- [PROBLEM DESCRIPTION]: Below is a block of data; give all of it again word for word.

- [DATASET CONTENT]:

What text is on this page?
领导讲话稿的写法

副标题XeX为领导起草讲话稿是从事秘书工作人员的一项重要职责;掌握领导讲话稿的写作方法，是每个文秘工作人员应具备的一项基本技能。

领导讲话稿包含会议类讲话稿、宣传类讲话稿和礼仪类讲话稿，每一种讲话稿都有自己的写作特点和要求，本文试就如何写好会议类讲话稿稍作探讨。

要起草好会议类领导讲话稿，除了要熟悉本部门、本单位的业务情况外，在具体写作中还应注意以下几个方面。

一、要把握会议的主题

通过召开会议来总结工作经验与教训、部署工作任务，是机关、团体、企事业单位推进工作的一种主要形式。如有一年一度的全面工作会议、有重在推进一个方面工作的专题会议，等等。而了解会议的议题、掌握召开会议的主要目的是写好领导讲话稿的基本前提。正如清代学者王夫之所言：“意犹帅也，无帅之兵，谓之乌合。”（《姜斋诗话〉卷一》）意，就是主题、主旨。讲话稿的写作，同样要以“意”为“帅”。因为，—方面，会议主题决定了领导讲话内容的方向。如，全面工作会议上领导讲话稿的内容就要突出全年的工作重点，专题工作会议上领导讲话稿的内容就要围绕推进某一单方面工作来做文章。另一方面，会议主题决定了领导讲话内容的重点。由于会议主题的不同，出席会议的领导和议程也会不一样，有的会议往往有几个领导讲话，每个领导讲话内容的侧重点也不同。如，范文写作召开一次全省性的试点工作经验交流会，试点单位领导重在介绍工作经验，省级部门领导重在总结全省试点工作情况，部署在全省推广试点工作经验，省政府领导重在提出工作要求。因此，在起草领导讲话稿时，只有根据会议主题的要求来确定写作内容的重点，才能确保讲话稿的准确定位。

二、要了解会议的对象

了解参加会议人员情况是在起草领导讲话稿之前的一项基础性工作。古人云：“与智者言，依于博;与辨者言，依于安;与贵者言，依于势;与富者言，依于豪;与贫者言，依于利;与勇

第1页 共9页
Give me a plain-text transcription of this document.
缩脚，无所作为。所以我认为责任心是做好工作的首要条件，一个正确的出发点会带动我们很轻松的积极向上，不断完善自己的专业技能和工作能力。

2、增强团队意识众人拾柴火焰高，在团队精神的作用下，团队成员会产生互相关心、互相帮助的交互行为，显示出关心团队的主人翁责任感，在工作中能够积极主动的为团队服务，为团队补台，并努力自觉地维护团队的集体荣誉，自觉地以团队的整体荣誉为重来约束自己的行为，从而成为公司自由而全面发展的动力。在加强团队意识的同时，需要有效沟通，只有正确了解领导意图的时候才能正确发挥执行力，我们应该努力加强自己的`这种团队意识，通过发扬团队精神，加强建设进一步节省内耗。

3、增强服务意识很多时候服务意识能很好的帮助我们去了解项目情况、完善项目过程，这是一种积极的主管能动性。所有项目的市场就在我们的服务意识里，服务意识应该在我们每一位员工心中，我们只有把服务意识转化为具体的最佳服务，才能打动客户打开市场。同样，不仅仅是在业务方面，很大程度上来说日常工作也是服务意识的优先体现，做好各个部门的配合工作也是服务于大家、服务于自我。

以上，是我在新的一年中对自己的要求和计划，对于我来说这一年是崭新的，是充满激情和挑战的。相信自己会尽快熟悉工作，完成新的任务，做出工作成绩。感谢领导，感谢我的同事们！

- [WRITTEN REPLY]:
What text is on this page?
领导讲话稿的写法

副标题XeX为领导起草讲话稿是从事秘书工作人员的一项重要职责;掌握领导讲话稿的写作方法，是每个文秘工作人员应具备的一项基本技能。

领导讲话稿包含会议类讲话稿、宣传类讲话稿和礼仪类讲话稿，每一种讲话稿都有自己的写作特点和要求，本文试就如何写好会议类讲话稿稍作探讨。

要起草好会议类领导讲话稿，除了要熟悉本部门、本单位的业务情况外，在具体写作中还应注意以下几个方面。

一、要把握会议的主题

通过召开会议来总结工作经验与教训、部署工作任务，是机关、团体、企事业单位推进工作的一种主要形式。如有一年一度的全面工作会议、有重在推进一个方面工作的专题会议，等等。而了解会议的议题、掌握召开会议的主要目的是写好领导讲话稿的基本前提。正如清代学者王夫之所言：“意犹帅也，无帅之兵，谓之乌合。”（《姜斋诗话〉卷一》）意，就是主题、主旨。讲话稿的写作，同样要以“意”为“帅”。因为，—方面，会议主题决定了领导讲话内容的方向。如，全面工作会议上领导讲话稿的内容就要突出全年的工作重点，专题工作会议上领导讲话稿的内容就要围绕推进某一单方面工作来做文章。另一方面，会议主题决定了领导讲话内容的重点。由于会议主题的不同，出席会议的领导和议程也会不一样，有的会议往往有几个领导讲话，每个领导讲话内容的侧重点也不同。如，范文写作召开一次全省性的试点工作经验交流会，试点单位领导重在介绍工作经验，省级部门领导重在总结全省试点工作情况，部署在全省推广试点工作经验，省政府领导重在提出工作要求。因此，在起草领导讲话稿时，只有根据会议主题的要求来确定写作内容的重点，才能确保讲话稿的准确定位。

二、要了解会议的对象

了解参加会议人员情况是在起草领导讲话稿之前的一项基础性工作。古人云：“与智者言，依于博;与辨者言，依于安;与贵者言，依于势;与富者言，依于豪;与贫者言，依于利;与勇

第1页 共9页
Give me a plain-text transcription of this document.
缩脚，无所作为。所以我认为责任心是做好工作的首要条件，一个正确的出发点会带动我们很轻松的积极向上，不断完善自己的专业技能和工作能力。

2、增强团队意识众人拾柴火焰高，在团队精神的作用下，团队成员会产生互相关心、互相帮助的交互行为，显示出关心团队的主人翁责任感，在工作中能够积极主动的为团队服务，为团队补台，并努力自觉地维护团队的集体荣誉，自觉地以团队的整体荣誉为重来约束自己的行为，从而成为公司自由而全面发展的动力。在加强团队意识的同时，需要有效沟通，只有正确了解领导意图的时候才能正确发挥执行力，我们应该努力加强自己的`这种团队意识，通过发扬团队精神，加强建设进一步节省内耗。

3、增强服务意识很多时候服务意识能很好的帮助我们去了解项目情况、完善项目过程，这是一种积极的主管能动性。所有项目的市场就在我们的服务意识里，服务意识应该在我们每一位员工心中，我们只有把服务意识转化为具体的最佳服务，才能打动客户打开市场。同样，不仅仅是在业务方面，很大程度上来说日常工作也是服务意识的优先体现，做好各个部门的配合工作也是服务于大家、服务于自我。

以上，是我在新的一年中对自己的要求和计划，对于我来说这一年是崭新的，是充满激情和挑战的。相信自己会尽快熟悉工作，完成新的任务，做出工作成绩。感谢领导，感谢我的同事们！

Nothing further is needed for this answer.